Task input

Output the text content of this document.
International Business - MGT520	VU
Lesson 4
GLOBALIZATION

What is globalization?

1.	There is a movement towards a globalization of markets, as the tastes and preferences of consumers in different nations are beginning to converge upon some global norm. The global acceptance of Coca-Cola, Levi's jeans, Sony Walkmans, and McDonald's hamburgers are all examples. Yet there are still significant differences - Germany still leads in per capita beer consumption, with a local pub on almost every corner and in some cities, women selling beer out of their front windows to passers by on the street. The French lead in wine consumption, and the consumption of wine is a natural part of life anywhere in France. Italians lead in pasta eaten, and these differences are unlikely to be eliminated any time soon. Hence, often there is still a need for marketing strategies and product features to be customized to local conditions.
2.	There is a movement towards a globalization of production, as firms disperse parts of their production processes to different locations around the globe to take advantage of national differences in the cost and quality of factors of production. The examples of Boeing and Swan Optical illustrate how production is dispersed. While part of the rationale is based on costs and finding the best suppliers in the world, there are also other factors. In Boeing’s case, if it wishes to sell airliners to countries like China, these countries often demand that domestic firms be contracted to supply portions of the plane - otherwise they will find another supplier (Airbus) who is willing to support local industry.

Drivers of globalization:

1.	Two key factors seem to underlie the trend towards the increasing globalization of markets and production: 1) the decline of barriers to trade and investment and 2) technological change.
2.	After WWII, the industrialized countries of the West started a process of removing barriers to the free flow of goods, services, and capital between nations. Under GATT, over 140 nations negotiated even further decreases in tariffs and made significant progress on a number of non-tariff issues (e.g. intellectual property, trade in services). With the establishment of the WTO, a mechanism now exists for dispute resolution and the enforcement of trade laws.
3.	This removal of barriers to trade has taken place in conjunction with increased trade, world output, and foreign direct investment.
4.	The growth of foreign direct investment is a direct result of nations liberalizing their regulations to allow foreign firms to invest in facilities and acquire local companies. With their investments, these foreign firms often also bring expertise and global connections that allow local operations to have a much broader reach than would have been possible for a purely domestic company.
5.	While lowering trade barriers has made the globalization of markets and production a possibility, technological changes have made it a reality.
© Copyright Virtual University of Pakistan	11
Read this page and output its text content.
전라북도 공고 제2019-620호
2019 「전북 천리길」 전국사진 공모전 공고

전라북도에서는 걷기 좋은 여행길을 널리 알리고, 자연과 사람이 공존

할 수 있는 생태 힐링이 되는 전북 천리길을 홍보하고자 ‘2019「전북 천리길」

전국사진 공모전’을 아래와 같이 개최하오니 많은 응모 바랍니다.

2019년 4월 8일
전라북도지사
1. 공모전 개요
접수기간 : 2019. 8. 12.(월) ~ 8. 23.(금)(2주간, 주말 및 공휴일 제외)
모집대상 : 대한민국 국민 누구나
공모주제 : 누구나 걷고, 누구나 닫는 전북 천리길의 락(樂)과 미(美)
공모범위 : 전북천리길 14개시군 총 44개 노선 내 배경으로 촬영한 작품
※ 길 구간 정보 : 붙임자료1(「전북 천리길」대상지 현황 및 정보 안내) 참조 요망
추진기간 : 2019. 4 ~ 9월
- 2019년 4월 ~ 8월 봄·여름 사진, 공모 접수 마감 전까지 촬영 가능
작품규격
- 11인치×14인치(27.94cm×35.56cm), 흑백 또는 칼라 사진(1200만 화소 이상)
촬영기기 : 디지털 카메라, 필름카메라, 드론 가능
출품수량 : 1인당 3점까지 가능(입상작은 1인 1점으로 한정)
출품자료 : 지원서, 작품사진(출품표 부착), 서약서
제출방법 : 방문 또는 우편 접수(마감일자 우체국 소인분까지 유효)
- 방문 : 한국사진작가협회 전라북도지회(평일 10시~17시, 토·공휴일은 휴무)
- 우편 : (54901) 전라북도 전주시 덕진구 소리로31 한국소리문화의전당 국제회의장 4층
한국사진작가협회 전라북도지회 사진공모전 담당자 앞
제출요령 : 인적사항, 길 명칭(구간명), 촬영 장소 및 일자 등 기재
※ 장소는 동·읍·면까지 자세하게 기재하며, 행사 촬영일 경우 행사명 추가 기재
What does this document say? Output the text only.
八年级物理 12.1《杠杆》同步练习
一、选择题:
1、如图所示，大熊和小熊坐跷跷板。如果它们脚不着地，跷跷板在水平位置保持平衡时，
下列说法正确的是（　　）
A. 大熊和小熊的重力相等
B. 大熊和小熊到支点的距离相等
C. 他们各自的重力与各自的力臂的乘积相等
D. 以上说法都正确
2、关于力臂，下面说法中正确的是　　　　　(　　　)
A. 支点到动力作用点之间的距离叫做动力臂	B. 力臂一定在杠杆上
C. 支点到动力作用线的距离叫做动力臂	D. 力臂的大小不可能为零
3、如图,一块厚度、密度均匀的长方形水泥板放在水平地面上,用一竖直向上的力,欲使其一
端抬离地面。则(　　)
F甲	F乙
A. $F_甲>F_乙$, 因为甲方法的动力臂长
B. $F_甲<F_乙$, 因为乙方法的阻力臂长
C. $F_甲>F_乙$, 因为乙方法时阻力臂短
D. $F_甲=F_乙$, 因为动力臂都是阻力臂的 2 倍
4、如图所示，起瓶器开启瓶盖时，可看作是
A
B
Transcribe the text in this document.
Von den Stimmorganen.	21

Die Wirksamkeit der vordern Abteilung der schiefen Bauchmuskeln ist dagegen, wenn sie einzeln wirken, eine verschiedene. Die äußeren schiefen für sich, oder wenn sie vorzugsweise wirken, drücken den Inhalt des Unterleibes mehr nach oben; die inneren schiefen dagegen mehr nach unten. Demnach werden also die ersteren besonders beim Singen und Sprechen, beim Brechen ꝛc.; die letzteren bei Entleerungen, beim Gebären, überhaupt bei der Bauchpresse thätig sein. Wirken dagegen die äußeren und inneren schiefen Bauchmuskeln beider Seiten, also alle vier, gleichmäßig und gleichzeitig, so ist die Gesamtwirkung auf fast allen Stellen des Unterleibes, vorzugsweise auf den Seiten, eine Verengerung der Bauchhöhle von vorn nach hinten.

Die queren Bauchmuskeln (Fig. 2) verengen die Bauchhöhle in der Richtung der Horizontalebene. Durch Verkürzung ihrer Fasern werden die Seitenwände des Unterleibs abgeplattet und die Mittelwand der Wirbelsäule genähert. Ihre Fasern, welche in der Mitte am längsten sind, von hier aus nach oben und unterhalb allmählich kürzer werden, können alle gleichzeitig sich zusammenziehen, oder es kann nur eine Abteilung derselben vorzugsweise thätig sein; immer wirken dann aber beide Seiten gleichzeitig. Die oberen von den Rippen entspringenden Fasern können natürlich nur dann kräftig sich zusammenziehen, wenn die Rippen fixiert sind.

Instruction
Repeat every record exactly as written, please.

Answer to this problem
Output the text content of this document.
International Business - MGT520	VU
Lesson 4
GLOBALIZATION

What is globalization?

1.	There is a movement towards a globalization of markets, as the tastes and preferences of consumers in different nations are beginning to converge upon some global norm. The global acceptance of Coca-Cola, Levi's jeans, Sony Walkmans, and McDonald's hamburgers are all examples. Yet there are still significant differences - Germany still leads in per capita beer consumption, with a local pub on almost every corner and in some cities, women selling beer out of their front windows to passers by on the street. The French lead in wine consumption, and the consumption of wine is a natural part of life anywhere in France. Italians lead in pasta eaten, and these differences are unlikely to be eliminated any time soon. Hence, often there is still a need for marketing strategies and product features to be customized to local conditions.
2.	There is a movement towards a globalization of production, as firms disperse parts of their production processes to different locations around the globe to take advantage of national differences in the cost and quality of factors of production. The examples of Boeing and Swan Optical illustrate how production is dispersed. While part of the rationale is based on costs and finding the best suppliers in the world, there are also other factors. In Boeing’s case, if it wishes to sell airliners to countries like China, these countries often demand that domestic firms be contracted to supply portions of the plane - otherwise they will find another supplier (Airbus) who is willing to support local industry.

Drivers of globalization:

1.	Two key factors seem to underlie the trend towards the increasing globalization of markets and production: 1) the decline of barriers to trade and investment and 2) technological change.
2.	After WWII, the industrialized countries of the West started a process of removing barriers to the free flow of goods, services, and capital between nations. Under GATT, over 140 nations negotiated even further decreases in tariffs and made significant progress on a number of non-tariff issues (e.g. intellectual property, trade in services). With the establishment of the WTO, a mechanism now exists for dispute resolution and the enforcement of trade laws.
3.	This removal of barriers to trade has taken place in conjunction with increased trade, world output, and foreign direct investment.
4.	The growth of foreign direct investment is a direct result of nations liberalizing their regulations to allow foreign firms to invest in facilities and acquire local companies. With their investments, these foreign firms often also bring expertise and global connections that allow local operations to have a much broader reach than would have been possible for a purely domestic company.
5.	While lowering trade barriers has made the globalization of markets and production a possibility, technological changes have made it a reality.
© Copyright Virtual University of Pakistan	11
Read this page and output its text content.
전라북도 공고 제2019-620호
2019 「전북 천리길」 전국사진 공모전 공고

전라북도에서는 걷기 좋은 여행길을 널리 알리고, 자연과 사람이 공존

할 수 있는 생태 힐링이 되는 전북 천리길을 홍보하고자 ‘2019「전북 천리길」

전국사진 공모전’을 아래와 같이 개최하오니 많은 응모 바랍니다.

2019년 4월 8일
전라북도지사
1. 공모전 개요
접수기간 : 2019. 8. 12.(월) ~ 8. 23.(금)(2주간, 주말 및 공휴일 제외)
모집대상 : 대한민국 국민 누구나
공모주제 : 누구나 걷고, 누구나 닫는 전북 천리길의 락(樂)과 미(美)
공모범위 : 전북천리길 14개시군 총 44개 노선 내 배경으로 촬영한 작품
※ 길 구간 정보 : 붙임자료1(「전북 천리길」대상지 현황 및 정보 안내) 참조 요망
추진기간 : 2019. 4 ~ 9월
- 2019년 4월 ~ 8월 봄·여름 사진, 공모 접수 마감 전까지 촬영 가능
작품규격
- 11인치×14인치(27.94cm×35.56cm), 흑백 또는 칼라 사진(1200만 화소 이상)
촬영기기 : 디지털 카메라, 필름카메라, 드론 가능
출품수량 : 1인당 3점까지 가능(입상작은 1인 1점으로 한정)
출품자료 : 지원서, 작품사진(출품표 부착), 서약서
제출방법 : 방문 또는 우편 접수(마감일자 우체국 소인분까지 유효)
- 방문 : 한국사진작가협회 전라북도지회(평일 10시~17시, 토·공휴일은 휴무)
- 우편 : (54901) 전라북도 전주시 덕진구 소리로31 한국소리문화의전당 국제회의장 4층
한국사진작가협회 전라북도지회 사진공모전 담당자 앞
제출요령 : 인적사항, 길 명칭(구간명), 촬영 장소 및 일자 등 기재
※ 장소는 동·읍·면까지 자세하게 기재하며, 행사 촬영일 경우 행사명 추가 기재
What does this document say? Output the text only.
八年级物理 12.1《杠杆》同步练习
一、选择题:
1、如图所示，大熊和小熊坐跷跷板。如果它们脚不着地，跷跷板在水平位置保持平衡时，
下列说法正确的是（　　）
A. 大熊和小熊的重力相等
B. 大熊和小熊到支点的距离相等
C. 他们各自的重力与各自的力臂的乘积相等
D. 以上说法都正确
2、关于力臂，下面说法中正确的是　　　　　(　　　)
A. 支点到动力作用点之间的距离叫做动力臂	B. 力臂一定在杠杆上
C. 支点到动力作用线的距离叫做动力臂	D. 力臂的大小不可能为零
3、如图,一块厚度、密度均匀的长方形水泥板放在水平地面上,用一竖直向上的力,欲使其一
端抬离地面。则(　　)
F甲	F乙
A. $F_甲>F_乙$, 因为甲方法的动力臂长
B. $F_甲<F_乙$, 因为乙方法的阻力臂长
C. $F_甲>F_乙$, 因为乙方法时阻力臂短
D. $F_甲=F_乙$, 因为动力臂都是阻力臂的 2 倍
4、如图所示，起瓶器开启瓶盖时，可看作是
A
B
Transcribe the text in this document.
Von den Stimmorganen.	21

Die Wirksamkeit der vordern Abteilung der schiefen Bauchmuskeln ist dagegen, wenn sie einzeln wirken, eine verschiedene. Die äußeren schiefen für sich, oder wenn sie vorzugsweise wirken, drücken den Inhalt des Unterleibes mehr nach oben; die inneren schiefen dagegen mehr nach unten. Demnach werden also die ersteren besonders beim Singen und Sprechen, beim Brechen ꝛc.; die letzteren bei Entleerungen, beim Gebären, überhaupt bei der Bauchpresse thätig sein. Wirken dagegen die äußeren und inneren schiefen Bauchmuskeln beider Seiten, also alle vier, gleichmäßig und gleichzeitig, so ist die Gesamtwirkung auf fast allen Stellen des Unterleibes, vorzugsweise auf den Seiten, eine Verengerung der Bauchhöhle von vorn nach hinten.

Die queren Bauchmuskeln (Fig. 2) verengen die Bauchhöhle in der Richtung der Horizontalebene. Durch Verkürzung ihrer Fasern werden die Seitenwände des Unterleibs abgeplattet und die Mittelwand der Wirbelsäule genähert. Ihre Fasern, welche in der Mitte am längsten sind, von hier aus nach oben und unterhalb allmählich kürzer werden, können alle gleichzeitig sich zusammenziehen, oder es kann nur eine Abteilung derselben vorzugsweise thätig sein; immer wirken dann aber beide Seiten gleichzeitig. Die oberen von den Rippen entspringenden Fasern können natürlich nur dann kräftig sich zusammenziehen, wenn die Rippen fixiert sind.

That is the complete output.